**Input records**.
####################
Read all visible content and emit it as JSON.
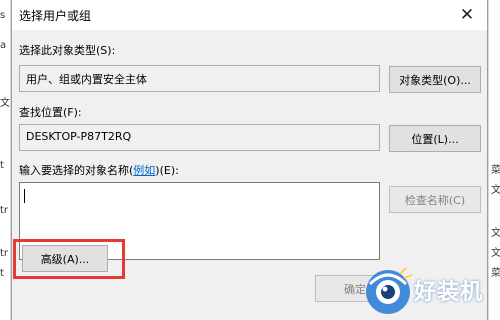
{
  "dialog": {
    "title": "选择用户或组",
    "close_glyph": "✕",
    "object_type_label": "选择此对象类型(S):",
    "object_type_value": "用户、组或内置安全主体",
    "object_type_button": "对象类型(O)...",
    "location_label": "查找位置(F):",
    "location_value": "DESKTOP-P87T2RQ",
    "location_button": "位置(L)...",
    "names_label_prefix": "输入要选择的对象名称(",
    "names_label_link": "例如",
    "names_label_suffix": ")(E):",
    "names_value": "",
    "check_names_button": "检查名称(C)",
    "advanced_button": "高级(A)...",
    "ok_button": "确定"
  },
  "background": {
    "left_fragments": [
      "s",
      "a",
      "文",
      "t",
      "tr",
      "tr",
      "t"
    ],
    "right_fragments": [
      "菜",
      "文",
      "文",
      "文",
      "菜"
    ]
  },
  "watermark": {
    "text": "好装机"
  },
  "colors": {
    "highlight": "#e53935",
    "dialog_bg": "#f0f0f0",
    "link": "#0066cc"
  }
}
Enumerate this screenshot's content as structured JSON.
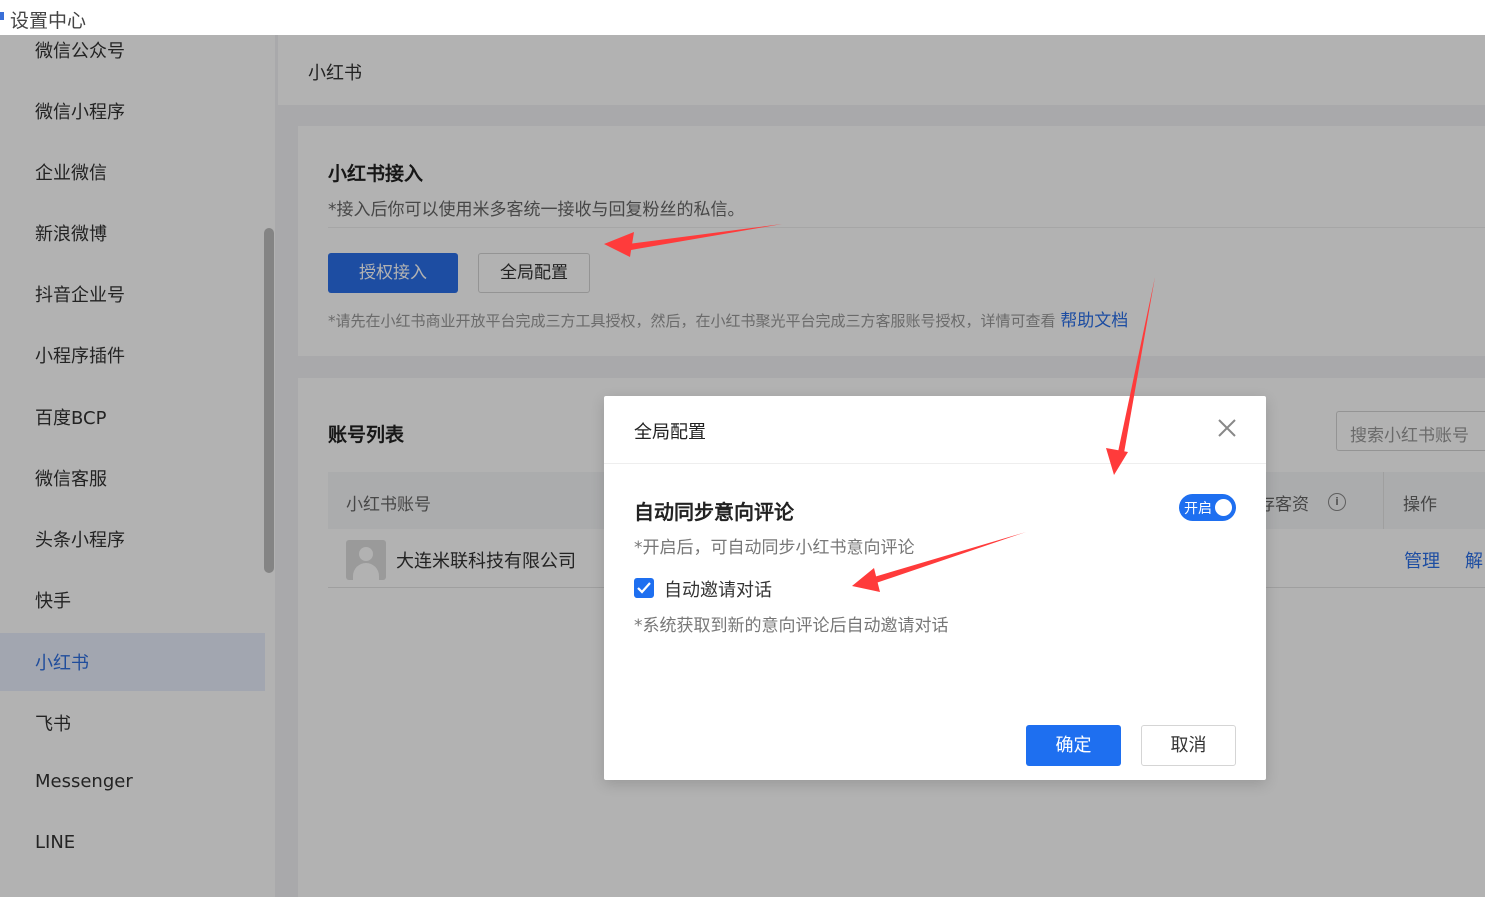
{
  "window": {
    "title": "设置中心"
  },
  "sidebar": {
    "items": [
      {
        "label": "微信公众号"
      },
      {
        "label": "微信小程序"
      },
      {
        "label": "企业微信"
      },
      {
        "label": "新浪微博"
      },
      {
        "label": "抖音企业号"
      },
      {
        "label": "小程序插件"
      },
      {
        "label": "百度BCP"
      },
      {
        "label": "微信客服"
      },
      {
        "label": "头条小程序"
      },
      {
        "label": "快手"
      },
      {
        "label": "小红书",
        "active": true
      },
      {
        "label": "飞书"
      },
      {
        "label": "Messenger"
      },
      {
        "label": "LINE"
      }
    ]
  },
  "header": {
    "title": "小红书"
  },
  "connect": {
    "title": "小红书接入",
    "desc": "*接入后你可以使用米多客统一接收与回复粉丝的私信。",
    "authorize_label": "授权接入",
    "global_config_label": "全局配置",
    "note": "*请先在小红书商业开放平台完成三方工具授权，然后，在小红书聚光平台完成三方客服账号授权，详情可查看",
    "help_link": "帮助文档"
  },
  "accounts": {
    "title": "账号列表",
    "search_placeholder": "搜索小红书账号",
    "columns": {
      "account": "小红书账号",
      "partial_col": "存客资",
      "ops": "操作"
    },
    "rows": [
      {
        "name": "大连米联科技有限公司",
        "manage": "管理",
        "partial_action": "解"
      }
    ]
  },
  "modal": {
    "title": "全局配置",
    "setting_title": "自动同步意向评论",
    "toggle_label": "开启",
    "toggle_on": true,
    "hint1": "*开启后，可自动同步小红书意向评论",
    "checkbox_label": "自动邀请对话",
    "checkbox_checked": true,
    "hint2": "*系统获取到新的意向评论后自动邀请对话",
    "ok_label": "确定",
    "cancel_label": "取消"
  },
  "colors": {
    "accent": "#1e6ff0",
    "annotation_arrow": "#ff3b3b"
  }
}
####################
**What to work on**.
Identify the lines in the entries above that contain "JSON", then copy them out.

**Written answer**.
Read all visible content and emit it as JSON.
Enumerate this screenshot's content as structured JSON.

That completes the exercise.